- [Dataset rows]:
----

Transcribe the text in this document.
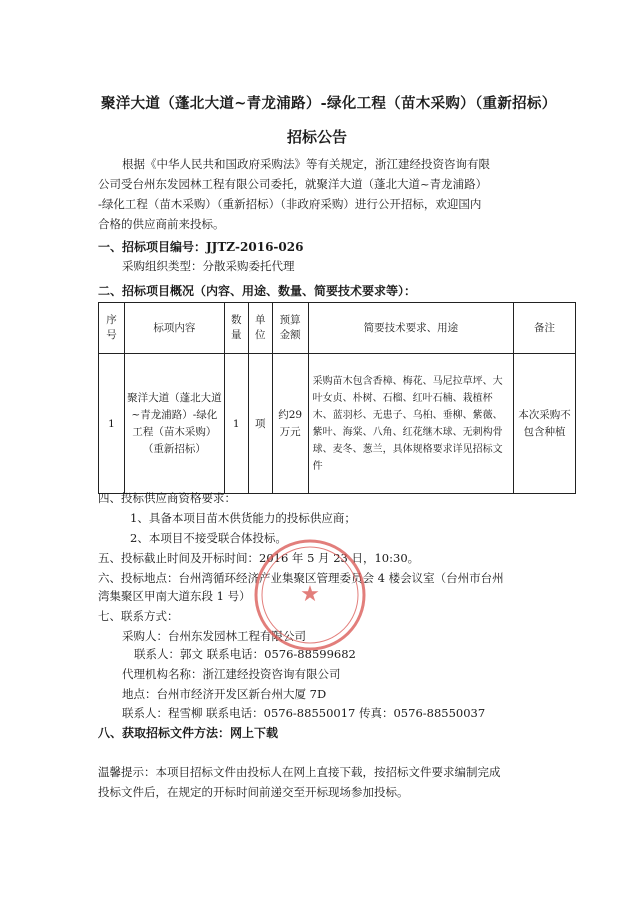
聚洋大道（蓬北大道~青龙浦路）-绿化工程（苗木采购）（重新招标）
招标公告
根据《中华人民共和国政府采购法》等有关规定，浙江建经投资咨询有限
公司受台州东发园林工程有限公司委托，就聚洋大道（蓬北大道~青龙浦路）
-绿化工程（苗木采购）（重新招标）（非政府采购）进行公开招标，欢迎国内
合格的供应商前来投标。
一、招标项目编号：JJTZ-2016-026
采购组织类型：分散采购委托代理
二、招标项目概况（内容、用途、数量、简要技术要求等）：
序号	标项内容	数量	单位	预算金额	简要技术要求、用途	备注
1	聚洋大道（蓬北大道~青龙浦路）-绿化工程（苗木采购）（重新招标）	1	项	约29万元	采购苗木包含香樟、梅花、马尼拉草坪、大叶女贞、朴树、石榴、红叶石楠、栽植杯木、蓝羽杉、无患子、乌桕、垂柳、紫薇、紫叶、海棠、八角、红花继木球、无刺构骨球、麦冬、葱兰，具体规格要求详见招标文件	本次采购不包含种植
四、投标供应商资格要求：
1、具备本项目苗木供货能力的投标供应商；
2、本项目不接受联合体投标。
五、投标截止时间及开标时间：2016 年 5 月 23 日，10:30。
六、投标地点：台州湾循环经济产业集聚区管理委员会 4 楼会议室（台州市台州
湾集聚区甲南大道东段 1 号）
七、联系方式：
采购人：台州东发园林工程有限公司
联系人：郭文 联系电话：0576-88599682
代理机构名称：浙江建经投资咨询有限公司
地点：台州市经济开发区新台州大厦 7D
联系人：程雪柳 联系电话：0576-88550017 传真：0576-88550037
八、获取招标文件方法：网上下载
温馨提示：本项目招标文件由投标人在网上直接下载，按招标文件要求编制完成
投标文件后，在规定的开标时间前递交至开标现场参加投标。
★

----

- [Written instruction]:
Make a word-for-word copy of the entries, without any pictures.

- [Solution]:
Transcribe the text in this document.
聚洋大道（蓬北大道~青龙浦路）-绿化工程（苗木采购）（重新招标）
招标公告
根据《中华人民共和国政府采购法》等有关规定，浙江建经投资咨询有限
公司受台州东发园林工程有限公司委托，就聚洋大道（蓬北大道~青龙浦路）
-绿化工程（苗木采购）（重新招标）（非政府采购）进行公开招标，欢迎国内
合格的供应商前来投标。
一、招标项目编号：JJTZ-2016-026
采购组织类型：分散采购委托代理
二、招标项目概况（内容、用途、数量、简要技术要求等）：
序号	标项内容	数量	单位	预算金额	简要技术要求、用途	备注
1	聚洋大道（蓬北大道~青龙浦路）-绿化工程（苗木采购）（重新招标）	1	项	约29万元	采购苗木包含香樟、梅花、马尼拉草坪、大叶女贞、朴树、石榴、红叶石楠、栽植杯木、蓝羽杉、无患子、乌桕、垂柳、紫薇、紫叶、海棠、八角、红花继木球、无刺构骨球、麦冬、葱兰，具体规格要求详见招标文件	本次采购不包含种植
四、投标供应商资格要求：
1、具备本项目苗木供货能力的投标供应商；
2、本项目不接受联合体投标。
五、投标截止时间及开标时间：2016 年 5 月 23 日，10:30。
六、投标地点：台州湾循环经济产业集聚区管理委员会 4 楼会议室（台州市台州
湾集聚区甲南大道东段 1 号）
七、联系方式：
采购人：台州东发园林工程有限公司
联系人：郭文 联系电话：0576-88599682
代理机构名称：浙江建经投资咨询有限公司
地点：台州市经济开发区新台州大厦 7D
联系人：程雪柳 联系电话：0576-88550017 传真：0576-88550037
八、获取招标文件方法：网上下载
温馨提示：本项目招标文件由投标人在网上直接下载，按招标文件要求编制完成
投标文件后，在规定的开标时间前递交至开标现场参加投标。
★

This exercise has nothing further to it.